▶ _Exercise aim_
Every record below is to be retyped exactly.

[start]

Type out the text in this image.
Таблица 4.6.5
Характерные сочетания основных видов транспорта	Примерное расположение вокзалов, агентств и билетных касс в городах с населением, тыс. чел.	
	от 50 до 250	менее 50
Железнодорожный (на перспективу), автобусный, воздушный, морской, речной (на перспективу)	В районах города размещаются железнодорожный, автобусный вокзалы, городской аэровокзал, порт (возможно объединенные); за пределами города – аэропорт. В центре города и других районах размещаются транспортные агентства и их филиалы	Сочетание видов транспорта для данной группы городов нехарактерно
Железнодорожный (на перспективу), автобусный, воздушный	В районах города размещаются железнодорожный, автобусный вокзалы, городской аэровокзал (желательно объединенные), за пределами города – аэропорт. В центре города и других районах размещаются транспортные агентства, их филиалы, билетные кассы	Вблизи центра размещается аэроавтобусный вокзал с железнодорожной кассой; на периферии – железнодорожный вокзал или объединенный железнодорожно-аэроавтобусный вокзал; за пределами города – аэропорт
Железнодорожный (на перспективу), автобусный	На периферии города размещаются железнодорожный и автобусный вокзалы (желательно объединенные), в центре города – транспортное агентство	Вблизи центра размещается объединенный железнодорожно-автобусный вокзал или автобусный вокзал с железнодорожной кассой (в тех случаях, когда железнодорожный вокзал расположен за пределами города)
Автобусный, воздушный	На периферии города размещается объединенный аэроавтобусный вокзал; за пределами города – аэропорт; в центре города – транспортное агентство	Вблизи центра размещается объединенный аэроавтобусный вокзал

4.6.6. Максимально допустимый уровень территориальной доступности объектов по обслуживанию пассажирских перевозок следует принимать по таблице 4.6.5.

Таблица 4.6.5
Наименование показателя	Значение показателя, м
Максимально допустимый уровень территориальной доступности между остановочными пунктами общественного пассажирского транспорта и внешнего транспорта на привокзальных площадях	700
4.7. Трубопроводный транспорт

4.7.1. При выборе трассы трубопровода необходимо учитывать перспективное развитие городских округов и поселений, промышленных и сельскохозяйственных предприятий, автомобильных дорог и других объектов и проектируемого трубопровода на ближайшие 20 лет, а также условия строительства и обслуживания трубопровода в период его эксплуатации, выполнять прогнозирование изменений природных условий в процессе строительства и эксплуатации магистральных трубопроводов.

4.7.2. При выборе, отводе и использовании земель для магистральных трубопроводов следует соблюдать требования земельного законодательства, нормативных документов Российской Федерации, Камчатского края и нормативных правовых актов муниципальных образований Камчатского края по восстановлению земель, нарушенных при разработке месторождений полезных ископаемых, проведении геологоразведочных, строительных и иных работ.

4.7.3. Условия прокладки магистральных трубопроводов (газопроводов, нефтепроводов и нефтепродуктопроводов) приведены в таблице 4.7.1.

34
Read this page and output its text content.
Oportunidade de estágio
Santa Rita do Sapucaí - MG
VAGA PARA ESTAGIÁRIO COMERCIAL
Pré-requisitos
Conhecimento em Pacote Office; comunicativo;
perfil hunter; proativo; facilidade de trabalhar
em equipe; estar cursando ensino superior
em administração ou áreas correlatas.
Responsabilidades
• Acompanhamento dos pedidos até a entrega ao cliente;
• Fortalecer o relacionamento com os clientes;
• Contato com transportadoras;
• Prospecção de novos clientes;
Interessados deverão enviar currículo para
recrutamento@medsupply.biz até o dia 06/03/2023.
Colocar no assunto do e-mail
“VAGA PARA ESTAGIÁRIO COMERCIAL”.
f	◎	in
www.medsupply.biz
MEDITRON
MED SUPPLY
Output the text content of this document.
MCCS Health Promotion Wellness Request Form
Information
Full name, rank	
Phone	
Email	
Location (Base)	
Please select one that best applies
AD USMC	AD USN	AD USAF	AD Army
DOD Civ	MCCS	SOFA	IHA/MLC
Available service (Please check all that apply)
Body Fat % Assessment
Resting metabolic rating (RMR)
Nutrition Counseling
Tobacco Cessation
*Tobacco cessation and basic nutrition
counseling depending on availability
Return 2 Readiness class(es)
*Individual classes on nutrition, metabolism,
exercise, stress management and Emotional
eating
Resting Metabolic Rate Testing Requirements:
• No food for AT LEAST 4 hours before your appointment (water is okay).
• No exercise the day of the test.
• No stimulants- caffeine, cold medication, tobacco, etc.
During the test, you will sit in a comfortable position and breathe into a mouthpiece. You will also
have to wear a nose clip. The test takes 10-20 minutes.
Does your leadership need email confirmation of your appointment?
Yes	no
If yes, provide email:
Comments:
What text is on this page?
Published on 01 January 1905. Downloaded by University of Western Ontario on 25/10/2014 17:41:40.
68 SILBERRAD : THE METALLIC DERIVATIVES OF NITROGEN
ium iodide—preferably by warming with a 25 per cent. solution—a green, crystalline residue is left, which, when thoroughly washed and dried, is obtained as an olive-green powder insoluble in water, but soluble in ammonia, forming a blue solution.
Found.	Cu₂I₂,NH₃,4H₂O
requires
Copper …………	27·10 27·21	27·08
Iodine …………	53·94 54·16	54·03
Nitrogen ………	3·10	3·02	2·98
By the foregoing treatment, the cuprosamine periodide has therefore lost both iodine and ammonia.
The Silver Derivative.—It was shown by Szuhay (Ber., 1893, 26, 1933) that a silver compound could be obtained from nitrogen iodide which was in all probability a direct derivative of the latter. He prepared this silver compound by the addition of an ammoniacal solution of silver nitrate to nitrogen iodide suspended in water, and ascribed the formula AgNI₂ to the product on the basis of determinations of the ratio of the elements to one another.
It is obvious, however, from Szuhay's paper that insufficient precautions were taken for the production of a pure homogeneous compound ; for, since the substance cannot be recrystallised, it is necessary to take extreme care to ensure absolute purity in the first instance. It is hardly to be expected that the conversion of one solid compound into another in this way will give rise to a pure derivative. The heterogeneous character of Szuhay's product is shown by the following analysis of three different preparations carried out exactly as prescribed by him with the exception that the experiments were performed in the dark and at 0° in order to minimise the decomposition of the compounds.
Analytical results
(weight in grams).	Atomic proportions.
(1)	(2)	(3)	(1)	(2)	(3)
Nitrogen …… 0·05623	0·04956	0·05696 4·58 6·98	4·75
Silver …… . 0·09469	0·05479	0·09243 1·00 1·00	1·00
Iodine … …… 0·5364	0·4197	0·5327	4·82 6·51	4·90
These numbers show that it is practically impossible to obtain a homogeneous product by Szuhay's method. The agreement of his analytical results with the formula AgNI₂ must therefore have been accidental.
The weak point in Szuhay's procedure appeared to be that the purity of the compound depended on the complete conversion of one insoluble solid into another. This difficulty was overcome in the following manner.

[end]

▶ _Finished exercise_
Type out the text in this image.
Таблица 4.6.5
Характерные сочетания основных видов транспорта	Примерное расположение вокзалов, агентств и билетных касс в городах с населением, тыс. чел.	
	от 50 до 250	менее 50
Железнодорожный (на перспективу), автобусный, воздушный, морской, речной (на перспективу)	В районах города размещаются железнодорожный, автобусный вокзалы, городской аэровокзал, порт (возможно объединенные); за пределами города – аэропорт. В центре города и других районах размещаются транспортные агентства и их филиалы	Сочетание видов транспорта для данной группы городов нехарактерно
Железнодорожный (на перспективу), автобусный, воздушный	В районах города размещаются железнодорожный, автобусный вокзалы, городской аэровокзал (желательно объединенные), за пределами города – аэропорт. В центре города и других районах размещаются транспортные агентства, их филиалы, билетные кассы	Вблизи центра размещается аэроавтобусный вокзал с железнодорожной кассой; на периферии – железнодорожный вокзал или объединенный железнодорожно-аэроавтобусный вокзал; за пределами города – аэропорт
Железнодорожный (на перспективу), автобусный	На периферии города размещаются железнодорожный и автобусный вокзалы (желательно объединенные), в центре города – транспортное агентство	Вблизи центра размещается объединенный железнодорожно-автобусный вокзал или автобусный вокзал с железнодорожной кассой (в тех случаях, когда железнодорожный вокзал расположен за пределами города)
Автобусный, воздушный	На периферии города размещается объединенный аэроавтобусный вокзал; за пределами города – аэропорт; в центре города – транспортное агентство	Вблизи центра размещается объединенный аэроавтобусный вокзал

4.6.6. Максимально допустимый уровень территориальной доступности объектов по обслуживанию пассажирских перевозок следует принимать по таблице 4.6.5.

Таблица 4.6.5
Наименование показателя	Значение показателя, м
Максимально допустимый уровень территориальной доступности между остановочными пунктами общественного пассажирского транспорта и внешнего транспорта на привокзальных площадях	700
4.7. Трубопроводный транспорт

4.7.1. При выборе трассы трубопровода необходимо учитывать перспективное развитие городских округов и поселений, промышленных и сельскохозяйственных предприятий, автомобильных дорог и других объектов и проектируемого трубопровода на ближайшие 20 лет, а также условия строительства и обслуживания трубопровода в период его эксплуатации, выполнять прогнозирование изменений природных условий в процессе строительства и эксплуатации магистральных трубопроводов.

4.7.2. При выборе, отводе и использовании земель для магистральных трубопроводов следует соблюдать требования земельного законодательства, нормативных документов Российской Федерации, Камчатского края и нормативных правовых актов муниципальных образований Камчатского края по восстановлению земель, нарушенных при разработке месторождений полезных ископаемых, проведении геологоразведочных, строительных и иных работ.

4.7.3. Условия прокладки магистральных трубопроводов (газопроводов, нефтепроводов и нефтепродуктопроводов) приведены в таблице 4.7.1.

34
Read this page and output its text content.
Oportunidade de estágio
Santa Rita do Sapucaí - MG
VAGA PARA ESTAGIÁRIO COMERCIAL
Pré-requisitos
Conhecimento em Pacote Office; comunicativo;
perfil hunter; proativo; facilidade de trabalhar
em equipe; estar cursando ensino superior
em administração ou áreas correlatas.
Responsabilidades
• Acompanhamento dos pedidos até a entrega ao cliente;
• Fortalecer o relacionamento com os clientes;
• Contato com transportadoras;
• Prospecção de novos clientes;
Interessados deverão enviar currículo para
recrutamento@medsupply.biz até o dia 06/03/2023.
Colocar no assunto do e-mail
“VAGA PARA ESTAGIÁRIO COMERCIAL”.
f	◎	in
www.medsupply.biz
MEDITRON
MED SUPPLY
Output the text content of this document.
MCCS Health Promotion Wellness Request Form
Information
Full name, rank	
Phone	
Email	
Location (Base)	
Please select one that best applies
AD USMC	AD USN	AD USAF	AD Army
DOD Civ	MCCS	SOFA	IHA/MLC
Available service (Please check all that apply)
Body Fat % Assessment
Resting metabolic rating (RMR)
Nutrition Counseling
Tobacco Cessation
*Tobacco cessation and basic nutrition
counseling depending on availability
Return 2 Readiness class(es)
*Individual classes on nutrition, metabolism,
exercise, stress management and Emotional
eating
Resting Metabolic Rate Testing Requirements:
• No food for AT LEAST 4 hours before your appointment (water is okay).
• No exercise the day of the test.
• No stimulants- caffeine, cold medication, tobacco, etc.
During the test, you will sit in a comfortable position and breathe into a mouthpiece. You will also
have to wear a nose clip. The test takes 10-20 minutes.
Does your leadership need email confirmation of your appointment?
Yes	no
If yes, provide email:
Comments:
What text is on this page?
Published on 01 January 1905. Downloaded by University of Western Ontario on 25/10/2014 17:41:40.
68 SILBERRAD : THE METALLIC DERIVATIVES OF NITROGEN
ium iodide—preferably by warming with a 25 per cent. solution—a green, crystalline residue is left, which, when thoroughly washed and dried, is obtained as an olive-green powder insoluble in water, but soluble in ammonia, forming a blue solution.
Found.	Cu₂I₂,NH₃,4H₂O
requires
Copper …………	27·10 27·21	27·08
Iodine …………	53·94 54·16	54·03
Nitrogen ………	3·10	3·02	2·98
By the foregoing treatment, the cuprosamine periodide has therefore lost both iodine and ammonia.
The Silver Derivative.—It was shown by Szuhay (Ber., 1893, 26, 1933) that a silver compound could be obtained from nitrogen iodide which was in all probability a direct derivative of the latter. He prepared this silver compound by the addition of an ammoniacal solution of silver nitrate to nitrogen iodide suspended in water, and ascribed the formula AgNI₂ to the product on the basis of determinations of the ratio of the elements to one another.
It is obvious, however, from Szuhay's paper that insufficient precautions were taken for the production of a pure homogeneous compound ; for, since the substance cannot be recrystallised, it is necessary to take extreme care to ensure absolute purity in the first instance. It is hardly to be expected that the conversion of one solid compound into another in this way will give rise to a pure derivative. The heterogeneous character of Szuhay's product is shown by the following analysis of three different preparations carried out exactly as prescribed by him with the exception that the experiments were performed in the dark and at 0° in order to minimise the decomposition of the compounds.
Analytical results
(weight in grams).	Atomic proportions.
(1)	(2)	(3)	(1)	(2)	(3)
Nitrogen …… 0·05623	0·04956	0·05696 4·58 6·98	4·75
Silver …… . 0·09469	0·05479	0·09243 1·00 1·00	1·00
Iodine … …… 0·5364	0·4197	0·5327	4·82 6·51	4·90
These numbers show that it is practically impossible to obtain a homogeneous product by Szuhay's method. The agreement of his analytical results with the formula AgNI₂ must therefore have been accidental.
The weak point in Szuhay's procedure appeared to be that the purity of the compound depended on the complete conversion of one insoluble solid into another. This difficulty was overcome in the following manner.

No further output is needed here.